╭─ RECORDED INFORMATION
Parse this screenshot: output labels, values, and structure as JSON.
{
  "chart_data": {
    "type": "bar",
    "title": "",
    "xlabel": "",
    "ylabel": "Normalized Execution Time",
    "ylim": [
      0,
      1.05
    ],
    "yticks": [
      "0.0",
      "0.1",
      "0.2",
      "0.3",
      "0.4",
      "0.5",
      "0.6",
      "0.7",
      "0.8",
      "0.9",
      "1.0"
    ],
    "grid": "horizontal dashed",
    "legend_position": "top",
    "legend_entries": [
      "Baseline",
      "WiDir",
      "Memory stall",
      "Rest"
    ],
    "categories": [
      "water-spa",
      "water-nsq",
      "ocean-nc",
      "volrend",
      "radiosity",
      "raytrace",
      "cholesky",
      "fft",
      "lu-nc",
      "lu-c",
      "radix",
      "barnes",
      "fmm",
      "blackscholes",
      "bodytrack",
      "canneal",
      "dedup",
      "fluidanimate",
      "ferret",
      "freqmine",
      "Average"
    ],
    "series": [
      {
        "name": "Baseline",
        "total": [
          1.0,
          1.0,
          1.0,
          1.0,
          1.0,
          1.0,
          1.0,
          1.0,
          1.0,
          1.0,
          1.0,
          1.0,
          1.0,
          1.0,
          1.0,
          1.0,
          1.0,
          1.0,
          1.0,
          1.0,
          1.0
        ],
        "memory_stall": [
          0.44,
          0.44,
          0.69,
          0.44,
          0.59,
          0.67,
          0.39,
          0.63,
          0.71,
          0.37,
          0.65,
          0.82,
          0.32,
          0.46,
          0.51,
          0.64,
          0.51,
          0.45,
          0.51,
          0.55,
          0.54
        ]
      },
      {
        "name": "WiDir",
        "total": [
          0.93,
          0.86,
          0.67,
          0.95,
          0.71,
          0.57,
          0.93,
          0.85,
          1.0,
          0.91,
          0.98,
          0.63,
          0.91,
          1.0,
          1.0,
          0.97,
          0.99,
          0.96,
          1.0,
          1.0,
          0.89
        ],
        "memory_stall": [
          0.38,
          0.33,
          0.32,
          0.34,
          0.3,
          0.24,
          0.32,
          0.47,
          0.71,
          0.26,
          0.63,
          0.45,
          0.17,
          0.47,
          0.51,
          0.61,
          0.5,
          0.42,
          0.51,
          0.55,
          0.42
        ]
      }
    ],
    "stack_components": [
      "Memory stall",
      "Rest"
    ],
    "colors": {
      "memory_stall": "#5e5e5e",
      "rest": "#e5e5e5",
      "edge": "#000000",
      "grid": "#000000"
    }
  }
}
╰─
■ AIM:
Above are the records; retype every one exactly.

■ TASK ANSWER:
Parse this screenshot: output labels, values, and structure as JSON.
{
  "chart_data": {
    "type": "bar",
    "title": "",
    "xlabel": "",
    "ylabel": "Normalized Execution Time",
    "ylim": [
      0,
      1.05
    ],
    "yticks": [
      "0.0",
      "0.1",
      "0.2",
      "0.3",
      "0.4",
      "0.5",
      "0.6",
      "0.7",
      "0.8",
      "0.9",
      "1.0"
    ],
    "grid": "horizontal dashed",
    "legend_position": "top",
    "legend_entries": [
      "Baseline",
      "WiDir",
      "Memory stall",
      "Rest"
    ],
    "categories": [
      "water-spa",
      "water-nsq",
      "ocean-nc",
      "volrend",
      "radiosity",
      "raytrace",
      "cholesky",
      "fft",
      "lu-nc",
      "lu-c",
      "radix",
      "barnes",
      "fmm",
      "blackscholes",
      "bodytrack",
      "canneal",
      "dedup",
      "fluidanimate",
      "ferret",
      "freqmine",
      "Average"
    ],
    "series": [
      {
        "name": "Baseline",
        "total": [
          1.0,
          1.0,
          1.0,
          1.0,
          1.0,
          1.0,
          1.0,
          1.0,
          1.0,
          1.0,
          1.0,
          1.0,
          1.0,
          1.0,
          1.0,
          1.0,
          1.0,
          1.0,
          1.0,
          1.0,
          1.0
        ],
        "memory_stall": [
          0.44,
          0.44,
          0.69,
          0.44,
          0.59,
          0.67,
          0.39,
          0.63,
          0.71,
          0.37,
          0.65,
          0.82,
          0.32,
          0.46,
          0.51,
          0.64,
          0.51,
          0.45,
          0.51,
          0.55,
          0.54
        ]
      },
      {
        "name": "WiDir",
        "total": [
          0.93,
          0.86,
          0.67,
          0.95,
          0.71,
          0.57,
          0.93,
          0.85,
          1.0,
          0.91,
          0.98,
          0.63,
          0.91,
          1.0,
          1.0,
          0.97,
          0.99,
          0.96,
          1.0,
          1.0,
          0.89
        ],
        "memory_stall": [
          0.38,
          0.33,
          0.32,
          0.34,
          0.3,
          0.24,
          0.32,
          0.47,
          0.71,
          0.26,
          0.63,
          0.45,
          0.17,
          0.47,
          0.51,
          0.61,
          0.5,
          0.42,
          0.51,
          0.55,
          0.42
        ]
      }
    ],
    "stack_components": [
      "Memory stall",
      "Rest"
    ],
    "colors": {
      "memory_stall": "#5e5e5e",
      "rest": "#e5e5e5",
      "edge": "#000000",
      "grid": "#000000"
    }
  }
}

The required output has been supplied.